* _SET TASK_: Would you retype all of these records exactly?

(Items from a dataset)
================

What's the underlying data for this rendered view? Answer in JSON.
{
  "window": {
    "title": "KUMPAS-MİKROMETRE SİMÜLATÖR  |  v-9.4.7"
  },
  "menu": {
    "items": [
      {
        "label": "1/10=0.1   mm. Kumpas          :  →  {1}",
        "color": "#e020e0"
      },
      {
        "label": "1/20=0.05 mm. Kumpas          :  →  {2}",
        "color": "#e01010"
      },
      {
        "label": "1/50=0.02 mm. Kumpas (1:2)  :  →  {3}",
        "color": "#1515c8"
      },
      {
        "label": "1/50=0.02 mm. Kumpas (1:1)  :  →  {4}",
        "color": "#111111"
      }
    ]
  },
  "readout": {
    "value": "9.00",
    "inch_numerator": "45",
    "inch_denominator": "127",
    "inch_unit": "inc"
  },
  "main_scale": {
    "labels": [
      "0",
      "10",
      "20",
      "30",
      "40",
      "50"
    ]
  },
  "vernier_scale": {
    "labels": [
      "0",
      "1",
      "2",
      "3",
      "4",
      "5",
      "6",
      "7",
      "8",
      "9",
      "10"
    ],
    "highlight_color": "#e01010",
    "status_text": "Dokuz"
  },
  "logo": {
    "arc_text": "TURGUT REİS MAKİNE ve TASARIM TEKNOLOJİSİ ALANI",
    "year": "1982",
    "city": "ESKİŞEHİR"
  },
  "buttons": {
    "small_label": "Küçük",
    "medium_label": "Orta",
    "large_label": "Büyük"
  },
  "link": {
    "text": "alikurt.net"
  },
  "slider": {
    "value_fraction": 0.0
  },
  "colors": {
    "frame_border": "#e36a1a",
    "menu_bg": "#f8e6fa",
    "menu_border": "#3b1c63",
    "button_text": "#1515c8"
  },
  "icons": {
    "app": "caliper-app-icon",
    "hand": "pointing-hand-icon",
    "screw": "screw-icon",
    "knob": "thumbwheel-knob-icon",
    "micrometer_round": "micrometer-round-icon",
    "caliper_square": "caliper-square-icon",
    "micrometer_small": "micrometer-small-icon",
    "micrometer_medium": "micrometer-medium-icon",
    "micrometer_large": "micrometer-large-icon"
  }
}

================

* _SOLUTION TO THIS PROBLEM_:
What's the underlying data for this rendered view? Answer in JSON.
{
  "window": {
    "title": "KUMPAS-MİKROMETRE SİMÜLATÖR  |  v-9.4.7"
  },
  "menu": {
    "items": [
      {
        "label": "1/10=0.1   mm. Kumpas          :  →  {1}",
        "color": "#e020e0"
      },
      {
        "label": "1/20=0.05 mm. Kumpas          :  →  {2}",
        "color": "#e01010"
      },
      {
        "label": "1/50=0.02 mm. Kumpas (1:2)  :  →  {3}",
        "color": "#1515c8"
      },
      {
        "label": "1/50=0.02 mm. Kumpas (1:1)  :  →  {4}",
        "color": "#111111"
      }
    ]
  },
  "readout": {
    "value": "9.00",
    "inch_numerator": "45",
    "inch_denominator": "127",
    "inch_unit": "inc"
  },
  "main_scale": {
    "labels": [
      "0",
      "10",
      "20",
      "30",
      "40",
      "50"
    ]
  },
  "vernier_scale": {
    "labels": [
      "0",
      "1",
      "2",
      "3",
      "4",
      "5",
      "6",
      "7",
      "8",
      "9",
      "10"
    ],
    "highlight_color": "#e01010",
    "status_text": "Dokuz"
  },
  "logo": {
    "arc_text": "TURGUT REİS MAKİNE ve TASARIM TEKNOLOJİSİ ALANI",
    "year": "1982",
    "city": "ESKİŞEHİR"
  },
  "buttons": {
    "small_label": "Küçük",
    "medium_label": "Orta",
    "large_label": "Büyük"
  },
  "link": {
    "text": "alikurt.net"
  },
  "slider": {
    "value_fraction": 0.0
  },
  "colors": {
    "frame_border": "#e36a1a",
    "menu_bg": "#f8e6fa",
    "menu_border": "#3b1c63",
    "button_text": "#1515c8"
  },
  "icons": {
    "app": "caliper-app-icon",
    "hand": "pointing-hand-icon",
    "screw": "screw-icon",
    "knob": "thumbwheel-knob-icon",
    "micrometer_round": "micrometer-round-icon",
    "caliper_square": "caliper-square-icon",
    "micrometer_small": "micrometer-small-icon",
    "micrometer_medium": "micrometer-medium-icon",
    "micrometer_large": "micrometer-large-icon"
  }
}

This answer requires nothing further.